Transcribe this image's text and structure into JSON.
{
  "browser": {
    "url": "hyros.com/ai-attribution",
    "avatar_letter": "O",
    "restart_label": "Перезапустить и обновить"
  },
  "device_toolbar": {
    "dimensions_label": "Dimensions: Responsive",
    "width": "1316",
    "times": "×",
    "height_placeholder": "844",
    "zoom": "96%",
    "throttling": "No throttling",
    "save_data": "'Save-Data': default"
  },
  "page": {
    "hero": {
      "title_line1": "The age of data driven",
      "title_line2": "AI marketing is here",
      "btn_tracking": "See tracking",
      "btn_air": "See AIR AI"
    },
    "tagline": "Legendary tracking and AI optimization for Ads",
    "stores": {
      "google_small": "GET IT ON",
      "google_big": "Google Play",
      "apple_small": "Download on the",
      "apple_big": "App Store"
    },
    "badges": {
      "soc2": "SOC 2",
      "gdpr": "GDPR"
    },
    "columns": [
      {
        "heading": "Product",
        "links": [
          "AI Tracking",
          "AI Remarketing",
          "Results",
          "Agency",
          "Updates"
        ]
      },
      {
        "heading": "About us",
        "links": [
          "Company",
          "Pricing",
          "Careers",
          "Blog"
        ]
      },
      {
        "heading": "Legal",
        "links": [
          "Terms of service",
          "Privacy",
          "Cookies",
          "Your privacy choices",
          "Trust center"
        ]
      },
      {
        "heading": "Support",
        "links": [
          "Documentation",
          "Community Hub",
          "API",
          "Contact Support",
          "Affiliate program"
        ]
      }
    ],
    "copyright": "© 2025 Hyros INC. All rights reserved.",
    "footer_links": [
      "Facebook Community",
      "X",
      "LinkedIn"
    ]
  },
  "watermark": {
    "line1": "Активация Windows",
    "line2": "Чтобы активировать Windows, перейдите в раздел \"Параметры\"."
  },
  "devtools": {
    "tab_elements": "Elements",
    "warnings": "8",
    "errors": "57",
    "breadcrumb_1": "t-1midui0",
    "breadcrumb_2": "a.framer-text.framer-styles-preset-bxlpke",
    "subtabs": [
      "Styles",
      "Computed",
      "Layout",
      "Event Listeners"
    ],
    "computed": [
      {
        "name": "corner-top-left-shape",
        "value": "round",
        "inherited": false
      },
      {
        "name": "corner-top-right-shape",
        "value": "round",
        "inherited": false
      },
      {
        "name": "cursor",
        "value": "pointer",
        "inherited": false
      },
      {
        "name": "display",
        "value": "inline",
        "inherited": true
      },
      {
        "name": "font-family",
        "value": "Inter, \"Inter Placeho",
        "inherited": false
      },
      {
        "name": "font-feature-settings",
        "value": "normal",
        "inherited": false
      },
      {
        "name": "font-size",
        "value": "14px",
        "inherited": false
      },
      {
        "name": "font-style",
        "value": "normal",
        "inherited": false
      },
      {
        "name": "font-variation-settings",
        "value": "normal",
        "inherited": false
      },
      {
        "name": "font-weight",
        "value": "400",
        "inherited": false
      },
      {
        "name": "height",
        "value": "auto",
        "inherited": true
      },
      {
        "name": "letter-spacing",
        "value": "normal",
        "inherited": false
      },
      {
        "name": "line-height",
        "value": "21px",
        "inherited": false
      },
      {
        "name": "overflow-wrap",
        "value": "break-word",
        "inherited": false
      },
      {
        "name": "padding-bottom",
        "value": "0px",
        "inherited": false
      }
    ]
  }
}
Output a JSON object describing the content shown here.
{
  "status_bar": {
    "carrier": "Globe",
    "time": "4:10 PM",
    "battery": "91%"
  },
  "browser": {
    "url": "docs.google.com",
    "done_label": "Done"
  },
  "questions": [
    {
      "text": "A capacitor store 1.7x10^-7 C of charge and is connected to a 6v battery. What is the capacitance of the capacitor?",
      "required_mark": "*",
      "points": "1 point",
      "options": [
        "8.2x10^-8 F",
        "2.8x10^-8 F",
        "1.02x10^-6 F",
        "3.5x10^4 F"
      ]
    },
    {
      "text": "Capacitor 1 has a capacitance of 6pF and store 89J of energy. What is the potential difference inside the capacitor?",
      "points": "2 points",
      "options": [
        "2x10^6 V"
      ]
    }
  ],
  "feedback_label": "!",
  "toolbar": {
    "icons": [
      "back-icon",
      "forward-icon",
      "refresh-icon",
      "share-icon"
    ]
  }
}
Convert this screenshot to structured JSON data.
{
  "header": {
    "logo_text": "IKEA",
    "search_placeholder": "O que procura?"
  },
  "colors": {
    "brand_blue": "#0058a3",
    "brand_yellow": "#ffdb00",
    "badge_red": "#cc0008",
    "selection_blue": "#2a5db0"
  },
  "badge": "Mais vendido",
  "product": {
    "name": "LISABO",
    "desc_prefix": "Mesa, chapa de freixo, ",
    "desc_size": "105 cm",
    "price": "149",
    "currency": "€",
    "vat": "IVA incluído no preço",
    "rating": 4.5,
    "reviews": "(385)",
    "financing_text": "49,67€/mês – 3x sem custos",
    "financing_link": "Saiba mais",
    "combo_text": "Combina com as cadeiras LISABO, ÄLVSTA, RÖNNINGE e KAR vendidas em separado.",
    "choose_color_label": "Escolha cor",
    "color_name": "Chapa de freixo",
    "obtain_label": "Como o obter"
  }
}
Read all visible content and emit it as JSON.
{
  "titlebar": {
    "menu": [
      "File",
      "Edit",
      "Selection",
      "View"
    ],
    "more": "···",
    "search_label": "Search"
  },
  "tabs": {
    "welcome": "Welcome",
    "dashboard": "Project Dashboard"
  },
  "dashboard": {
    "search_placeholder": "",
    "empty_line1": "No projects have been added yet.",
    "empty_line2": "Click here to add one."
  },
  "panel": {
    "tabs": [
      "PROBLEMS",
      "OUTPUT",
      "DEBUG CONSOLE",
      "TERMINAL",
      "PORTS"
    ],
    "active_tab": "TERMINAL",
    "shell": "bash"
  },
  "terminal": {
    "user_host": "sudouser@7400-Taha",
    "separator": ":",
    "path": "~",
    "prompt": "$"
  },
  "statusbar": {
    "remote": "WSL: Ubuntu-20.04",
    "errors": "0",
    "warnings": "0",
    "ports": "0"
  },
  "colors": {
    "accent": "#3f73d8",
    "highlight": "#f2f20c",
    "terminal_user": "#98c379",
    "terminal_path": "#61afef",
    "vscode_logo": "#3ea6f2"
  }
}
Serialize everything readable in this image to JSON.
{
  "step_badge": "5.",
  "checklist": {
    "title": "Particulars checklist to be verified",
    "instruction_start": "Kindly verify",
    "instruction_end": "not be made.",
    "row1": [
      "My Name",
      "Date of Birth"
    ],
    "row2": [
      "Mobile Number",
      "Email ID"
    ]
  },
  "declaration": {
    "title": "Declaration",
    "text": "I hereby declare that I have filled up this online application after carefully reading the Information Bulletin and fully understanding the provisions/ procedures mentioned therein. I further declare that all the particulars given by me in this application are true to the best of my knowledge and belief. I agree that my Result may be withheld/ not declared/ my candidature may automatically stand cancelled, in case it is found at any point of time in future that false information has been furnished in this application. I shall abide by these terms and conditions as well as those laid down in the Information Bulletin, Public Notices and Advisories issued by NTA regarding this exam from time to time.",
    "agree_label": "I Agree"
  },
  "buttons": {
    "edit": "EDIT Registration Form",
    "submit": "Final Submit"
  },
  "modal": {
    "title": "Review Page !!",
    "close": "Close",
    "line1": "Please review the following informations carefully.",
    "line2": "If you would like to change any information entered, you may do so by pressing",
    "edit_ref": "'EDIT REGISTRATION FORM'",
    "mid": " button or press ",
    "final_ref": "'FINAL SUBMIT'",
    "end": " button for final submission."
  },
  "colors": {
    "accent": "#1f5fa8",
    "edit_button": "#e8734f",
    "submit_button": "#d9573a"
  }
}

● ● ● ● ● ● ●

Task objective
Take the entries above and transcribe them in full.

Response to this task
Transcribe this image's text and structure into JSON.
{
  "browser": {
    "url": "hyros.com/ai-attribution",
    "avatar_letter": "O",
    "restart_label": "Перезапустить и обновить"
  },
  "device_toolbar": {
    "dimensions_label": "Dimensions: Responsive",
    "width": "1316",
    "times": "×",
    "height_placeholder": "844",
    "zoom": "96%",
    "throttling": "No throttling",
    "save_data": "'Save-Data': default"
  },
  "page": {
    "hero": {
      "title_line1": "The age of data driven",
      "title_line2": "AI marketing is here",
      "btn_tracking": "See tracking",
      "btn_air": "See AIR AI"
    },
    "tagline": "Legendary tracking and AI optimization for Ads",
    "stores": {
      "google_small": "GET IT ON",
      "google_big": "Google Play",
      "apple_small": "Download on the",
      "apple_big": "App Store"
    },
    "badges": {
      "soc2": "SOC 2",
      "gdpr": "GDPR"
    },
    "columns": [
      {
        "heading": "Product",
        "links": [
          "AI Tracking",
          "AI Remarketing",
          "Results",
          "Agency",
          "Updates"
        ]
      },
      {
        "heading": "About us",
        "links": [
          "Company",
          "Pricing",
          "Careers",
          "Blog"
        ]
      },
      {
        "heading": "Legal",
        "links": [
          "Terms of service",
          "Privacy",
          "Cookies",
          "Your privacy choices",
          "Trust center"
        ]
      },
      {
        "heading": "Support",
        "links": [
          "Documentation",
          "Community Hub",
          "API",
          "Contact Support",
          "Affiliate program"
        ]
      }
    ],
    "copyright": "© 2025 Hyros INC. All rights reserved.",
    "footer_links": [
      "Facebook Community",
      "X",
      "LinkedIn"
    ]
  },
  "watermark": {
    "line1": "Активация Windows",
    "line2": "Чтобы активировать Windows, перейдите в раздел \"Параметры\"."
  },
  "devtools": {
    "tab_elements": "Elements",
    "warnings": "8",
    "errors": "57",
    "breadcrumb_1": "t-1midui0",
    "breadcrumb_2": "a.framer-text.framer-styles-preset-bxlpke",
    "subtabs": [
      "Styles",
      "Computed",
      "Layout",
      "Event Listeners"
    ],
    "computed": [
      {
        "name": "corner-top-left-shape",
        "value": "round",
        "inherited": false
      },
      {
        "name": "corner-top-right-shape",
        "value": "round",
        "inherited": false
      },
      {
        "name": "cursor",
        "value": "pointer",
        "inherited": false
      },
      {
        "name": "display",
        "value": "inline",
        "inherited": true
      },
      {
        "name": "font-family",
        "value": "Inter, \"Inter Placeho",
        "inherited": false
      },
      {
        "name": "font-feature-settings",
        "value": "normal",
        "inherited": false
      },
      {
        "name": "font-size",
        "value": "14px",
        "inherited": false
      },
      {
        "name": "font-style",
        "value": "normal",
        "inherited": false
      },
      {
        "name": "font-variation-settings",
        "value": "normal",
        "inherited": false
      },
      {
        "name": "font-weight",
        "value": "400",
        "inherited": false
      },
      {
        "name": "height",
        "value": "auto",
        "inherited": true
      },
      {
        "name": "letter-spacing",
        "value": "normal",
        "inherited": false
      },
      {
        "name": "line-height",
        "value": "21px",
        "inherited": false
      },
      {
        "name": "overflow-wrap",
        "value": "break-word",
        "inherited": false
      },
      {
        "name": "padding-bottom",
        "value": "0px",
        "inherited": false
      }
    ]
  }
}
Output a JSON object describing the content shown here.
{
  "status_bar": {
    "carrier": "Globe",
    "time": "4:10 PM",
    "battery": "91%"
  },
  "browser": {
    "url": "docs.google.com",
    "done_label": "Done"
  },
  "questions": [
    {
      "text": "A capacitor store 1.7x10^-7 C of charge and is connected to a 6v battery. What is the capacitance of the capacitor?",
      "required_mark": "*",
      "points": "1 point",
      "options": [
        "8.2x10^-8 F",
        "2.8x10^-8 F",
        "1.02x10^-6 F",
        "3.5x10^4 F"
      ]
    },
    {
      "text": "Capacitor 1 has a capacitance of 6pF and store 89J of energy. What is the potential difference inside the capacitor?",
      "points": "2 points",
      "options": [
        "2x10^6 V"
      ]
    }
  ],
  "feedback_label": "!",
  "toolbar": {
    "icons": [
      "back-icon",
      "forward-icon",
      "refresh-icon",
      "share-icon"
    ]
  }
}
Convert this screenshot to structured JSON data.
{
  "header": {
    "logo_text": "IKEA",
    "search_placeholder": "O que procura?"
  },
  "colors": {
    "brand_blue": "#0058a3",
    "brand_yellow": "#ffdb00",
    "badge_red": "#cc0008",
    "selection_blue": "#2a5db0"
  },
  "badge": "Mais vendido",
  "product": {
    "name": "LISABO",
    "desc_prefix": "Mesa, chapa de freixo, ",
    "desc_size": "105 cm",
    "price": "149",
    "currency": "€",
    "vat": "IVA incluído no preço",
    "rating": 4.5,
    "reviews": "(385)",
    "financing_text": "49,67€/mês – 3x sem custos",
    "financing_link": "Saiba mais",
    "combo_text": "Combina com as cadeiras LISABO, ÄLVSTA, RÖNNINGE e KAR vendidas em separado.",
    "choose_color_label": "Escolha cor",
    "color_name": "Chapa de freixo",
    "obtain_label": "Como o obter"
  }
}
Read all visible content and emit it as JSON.
{
  "titlebar": {
    "menu": [
      "File",
      "Edit",
      "Selection",
      "View"
    ],
    "more": "···",
    "search_label": "Search"
  },
  "tabs": {
    "welcome": "Welcome",
    "dashboard": "Project Dashboard"
  },
  "dashboard": {
    "search_placeholder": "",
    "empty_line1": "No projects have been added yet.",
    "empty_line2": "Click here to add one."
  },
  "panel": {
    "tabs": [
      "PROBLEMS",
      "OUTPUT",
      "DEBUG CONSOLE",
      "TERMINAL",
      "PORTS"
    ],
    "active_tab": "TERMINAL",
    "shell": "bash"
  },
  "terminal": {
    "user_host": "sudouser@7400-Taha",
    "separator": ":",
    "path": "~",
    "prompt": "$"
  },
  "statusbar": {
    "remote": "WSL: Ubuntu-20.04",
    "errors": "0",
    "warnings": "0",
    "ports": "0"
  },
  "colors": {
    "accent": "#3f73d8",
    "highlight": "#f2f20c",
    "terminal_user": "#98c379",
    "terminal_path": "#61afef",
    "vscode_logo": "#3ea6f2"
  }
}
Serialize everything readable in this image to JSON.
{
  "step_badge": "5.",
  "checklist": {
    "title": "Particulars checklist to be verified",
    "instruction_start": "Kindly verify",
    "instruction_end": "not be made.",
    "row1": [
      "My Name",
      "Date of Birth"
    ],
    "row2": [
      "Mobile Number",
      "Email ID"
    ]
  },
  "declaration": {
    "title": "Declaration",
    "text": "I hereby declare that I have filled up this online application after carefully reading the Information Bulletin and fully understanding the provisions/ procedures mentioned therein. I further declare that all the particulars given by me in this application are true to the best of my knowledge and belief. I agree that my Result may be withheld/ not declared/ my candidature may automatically stand cancelled, in case it is found at any point of time in future that false information has been furnished in this application. I shall abide by these terms and conditions as well as those laid down in the Information Bulletin, Public Notices and Advisories issued by NTA regarding this exam from time to time.",
    "agree_label": "I Agree"
  },
  "buttons": {
    "edit": "EDIT Registration Form",
    "submit": "Final Submit"
  },
  "modal": {
    "title": "Review Page !!",
    "close": "Close",
    "line1": "Please review the following informations carefully.",
    "line2": "If you would like to change any information entered, you may do so by pressing",
    "edit_ref": "'EDIT REGISTRATION FORM'",
    "mid": " button or press ",
    "final_ref": "'FINAL SUBMIT'",
    "end": " button for final submission."
  },
  "colors": {
    "accent": "#1f5fa8",
    "edit_button": "#e8734f",
    "submit_button": "#d9573a"
  }
}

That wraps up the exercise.